— Begin —

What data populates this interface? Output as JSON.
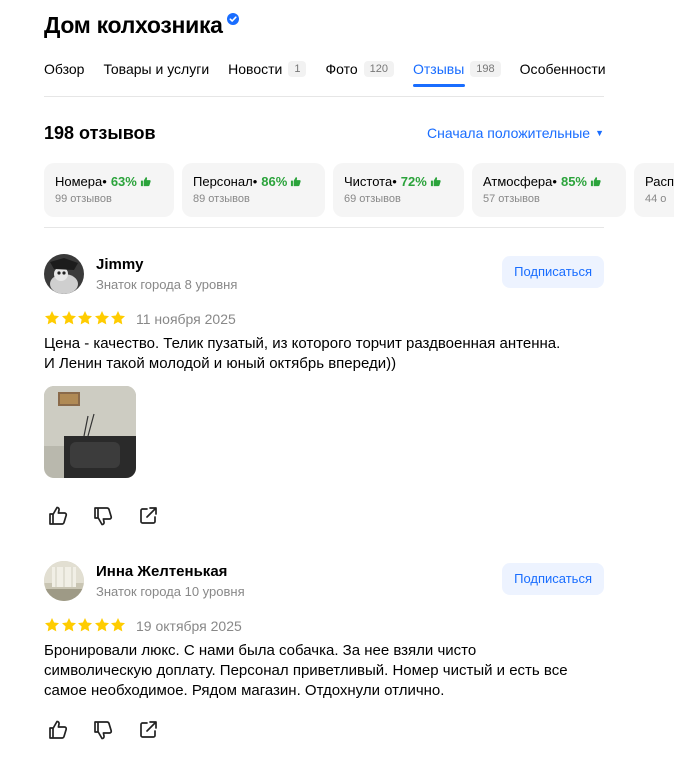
{
  "title": "Дом колхозника",
  "tabs": [
    {
      "label": "Обзор",
      "count": ""
    },
    {
      "label": "Товары и услуги",
      "count": ""
    },
    {
      "label": "Новости",
      "count": "1"
    },
    {
      "label": "Фото",
      "count": "120"
    },
    {
      "label": "Отзывы",
      "count": "198"
    },
    {
      "label": "Особенности",
      "count": ""
    }
  ],
  "reviews_count": "198 отзывов",
  "sort_label": "Сначала положительные",
  "aspects": [
    {
      "name": "Номера",
      "sep": " •",
      "pct": "63%",
      "sub": "99 отзывов"
    },
    {
      "name": "Персонал",
      "sep": " •",
      "pct": "86%",
      "sub": "89 отзывов"
    },
    {
      "name": "Чистота",
      "sep": " •",
      "pct": "72%",
      "sub": "69 отзывов"
    },
    {
      "name": "Атмосфера",
      "sep": " •",
      "pct": "85%",
      "sub": "57 отзывов"
    },
    {
      "name": "Расп",
      "sep": "",
      "pct": "",
      "sub": "44 о"
    }
  ],
  "reviews": [
    {
      "author": "Jimmy",
      "level": "Знаток города 8 уровня",
      "subscribe": "Подписаться",
      "rating": 5,
      "date": "11 ноября 2025",
      "text_lines": [
        "Цена - качество. Телик пузатый, из которого торчит раздвоенная антенна.",
        "И Ленин такой молодой и юный октябрь впереди))"
      ]
    },
    {
      "author": "Инна Желтенькая",
      "level": "Знаток города 10 уровня",
      "subscribe": "Подписаться",
      "rating": 5,
      "date": "19 октября 2025",
      "text_lines": [
        "Бронировали люкс. С нами была собачка. За нее взяли чисто",
        "символическую доплату. Персонал приветливый. Номер чистый и есть все",
        "самое необходимое. Рядом магазин. Отдохнули отлично."
      ]
    }
  ],
  "colors": {
    "accent": "#196dff",
    "star": "#fc0",
    "positive": "#2ba33b"
  }
}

— End —

## INSTRUCTIONS FOR THE TASK
Scan the records above and report how many lines include the word "level", without any other text.

## TASK RESPONSE
2